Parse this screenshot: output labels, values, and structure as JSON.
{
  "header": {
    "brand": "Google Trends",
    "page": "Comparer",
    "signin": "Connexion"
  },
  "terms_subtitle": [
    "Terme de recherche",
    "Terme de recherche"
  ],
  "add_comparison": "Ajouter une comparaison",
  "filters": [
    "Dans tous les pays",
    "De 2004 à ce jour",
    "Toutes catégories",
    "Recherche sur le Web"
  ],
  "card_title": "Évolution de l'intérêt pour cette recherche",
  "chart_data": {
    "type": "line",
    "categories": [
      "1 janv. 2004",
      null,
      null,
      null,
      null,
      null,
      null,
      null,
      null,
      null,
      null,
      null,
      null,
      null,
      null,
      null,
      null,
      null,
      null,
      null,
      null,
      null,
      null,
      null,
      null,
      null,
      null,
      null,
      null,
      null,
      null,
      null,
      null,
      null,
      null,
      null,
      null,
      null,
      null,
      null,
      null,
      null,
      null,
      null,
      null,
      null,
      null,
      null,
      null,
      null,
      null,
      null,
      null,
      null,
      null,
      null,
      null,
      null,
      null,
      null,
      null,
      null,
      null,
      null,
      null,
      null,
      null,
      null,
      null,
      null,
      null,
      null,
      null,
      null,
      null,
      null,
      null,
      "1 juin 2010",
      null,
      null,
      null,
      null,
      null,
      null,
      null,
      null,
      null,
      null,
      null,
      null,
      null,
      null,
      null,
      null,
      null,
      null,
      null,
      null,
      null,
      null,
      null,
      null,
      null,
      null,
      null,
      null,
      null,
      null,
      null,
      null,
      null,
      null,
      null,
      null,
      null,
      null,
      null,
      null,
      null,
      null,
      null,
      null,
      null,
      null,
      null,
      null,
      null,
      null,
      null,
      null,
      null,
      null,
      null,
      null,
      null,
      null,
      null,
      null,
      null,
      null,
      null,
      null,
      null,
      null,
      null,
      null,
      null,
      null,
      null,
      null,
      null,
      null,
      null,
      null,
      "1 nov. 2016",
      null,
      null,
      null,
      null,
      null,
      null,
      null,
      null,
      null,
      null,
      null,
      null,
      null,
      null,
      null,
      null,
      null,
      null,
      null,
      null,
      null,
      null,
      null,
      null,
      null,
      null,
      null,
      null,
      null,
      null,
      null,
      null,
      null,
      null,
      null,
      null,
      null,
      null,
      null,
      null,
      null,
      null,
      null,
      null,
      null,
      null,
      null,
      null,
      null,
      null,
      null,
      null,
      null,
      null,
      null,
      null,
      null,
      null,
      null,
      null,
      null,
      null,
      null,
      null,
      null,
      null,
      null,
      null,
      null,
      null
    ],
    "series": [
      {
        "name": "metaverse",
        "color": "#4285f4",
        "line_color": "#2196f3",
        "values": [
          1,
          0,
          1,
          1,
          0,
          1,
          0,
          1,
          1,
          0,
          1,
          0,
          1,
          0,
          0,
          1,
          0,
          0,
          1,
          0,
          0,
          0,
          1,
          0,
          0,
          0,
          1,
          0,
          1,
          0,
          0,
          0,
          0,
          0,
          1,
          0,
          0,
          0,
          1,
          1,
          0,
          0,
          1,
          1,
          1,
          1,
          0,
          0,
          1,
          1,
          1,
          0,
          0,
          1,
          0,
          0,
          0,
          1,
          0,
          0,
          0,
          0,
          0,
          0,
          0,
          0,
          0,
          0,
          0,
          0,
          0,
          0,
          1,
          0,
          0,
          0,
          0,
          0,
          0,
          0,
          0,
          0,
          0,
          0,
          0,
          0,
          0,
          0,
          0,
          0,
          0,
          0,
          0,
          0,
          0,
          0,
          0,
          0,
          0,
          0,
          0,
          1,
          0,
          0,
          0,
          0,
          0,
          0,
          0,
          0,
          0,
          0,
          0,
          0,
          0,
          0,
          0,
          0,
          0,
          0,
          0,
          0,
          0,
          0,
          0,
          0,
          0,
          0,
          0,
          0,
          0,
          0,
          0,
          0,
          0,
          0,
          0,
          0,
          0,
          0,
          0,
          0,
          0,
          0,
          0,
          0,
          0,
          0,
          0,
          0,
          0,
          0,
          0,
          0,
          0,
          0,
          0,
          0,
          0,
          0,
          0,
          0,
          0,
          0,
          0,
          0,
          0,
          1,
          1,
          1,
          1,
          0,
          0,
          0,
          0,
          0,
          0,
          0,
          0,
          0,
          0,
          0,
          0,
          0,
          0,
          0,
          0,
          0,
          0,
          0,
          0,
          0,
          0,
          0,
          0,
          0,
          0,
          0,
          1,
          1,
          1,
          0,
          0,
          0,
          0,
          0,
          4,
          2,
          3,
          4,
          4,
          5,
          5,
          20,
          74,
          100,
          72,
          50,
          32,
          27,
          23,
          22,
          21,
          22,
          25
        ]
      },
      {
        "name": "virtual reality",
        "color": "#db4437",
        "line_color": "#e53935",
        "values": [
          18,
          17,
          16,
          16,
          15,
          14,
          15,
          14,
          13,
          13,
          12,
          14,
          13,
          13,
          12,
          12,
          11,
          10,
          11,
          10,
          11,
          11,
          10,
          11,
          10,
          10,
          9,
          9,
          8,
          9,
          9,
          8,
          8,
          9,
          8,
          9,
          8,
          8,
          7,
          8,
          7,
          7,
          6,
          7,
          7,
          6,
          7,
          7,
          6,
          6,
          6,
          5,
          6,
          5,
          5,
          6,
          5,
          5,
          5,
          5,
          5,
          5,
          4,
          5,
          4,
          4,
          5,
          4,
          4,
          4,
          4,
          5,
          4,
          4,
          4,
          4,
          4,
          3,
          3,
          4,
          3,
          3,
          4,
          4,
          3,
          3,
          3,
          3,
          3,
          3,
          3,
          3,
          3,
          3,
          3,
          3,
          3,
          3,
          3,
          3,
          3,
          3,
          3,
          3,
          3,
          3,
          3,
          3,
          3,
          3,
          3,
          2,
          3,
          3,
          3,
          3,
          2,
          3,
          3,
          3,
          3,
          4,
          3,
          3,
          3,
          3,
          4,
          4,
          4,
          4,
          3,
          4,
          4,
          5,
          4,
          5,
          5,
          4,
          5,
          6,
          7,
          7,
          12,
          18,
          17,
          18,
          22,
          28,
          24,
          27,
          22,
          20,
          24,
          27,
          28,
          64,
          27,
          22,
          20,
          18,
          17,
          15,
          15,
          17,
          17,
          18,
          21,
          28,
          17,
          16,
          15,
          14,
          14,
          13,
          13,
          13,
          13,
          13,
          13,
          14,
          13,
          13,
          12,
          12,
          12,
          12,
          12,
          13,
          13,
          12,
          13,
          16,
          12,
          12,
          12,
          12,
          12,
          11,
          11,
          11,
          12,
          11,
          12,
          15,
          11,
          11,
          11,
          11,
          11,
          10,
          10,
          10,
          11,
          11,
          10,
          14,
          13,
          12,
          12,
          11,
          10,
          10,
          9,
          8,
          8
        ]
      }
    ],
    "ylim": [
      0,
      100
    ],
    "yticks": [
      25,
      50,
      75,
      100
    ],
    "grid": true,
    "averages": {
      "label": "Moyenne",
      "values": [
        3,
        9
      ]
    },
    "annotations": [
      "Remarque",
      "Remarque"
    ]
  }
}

What to work on:
Above are the records; copy every line in them that holds the word "name".

Exercise response:
        "name": "metaverse",
        "name": "virtual reality",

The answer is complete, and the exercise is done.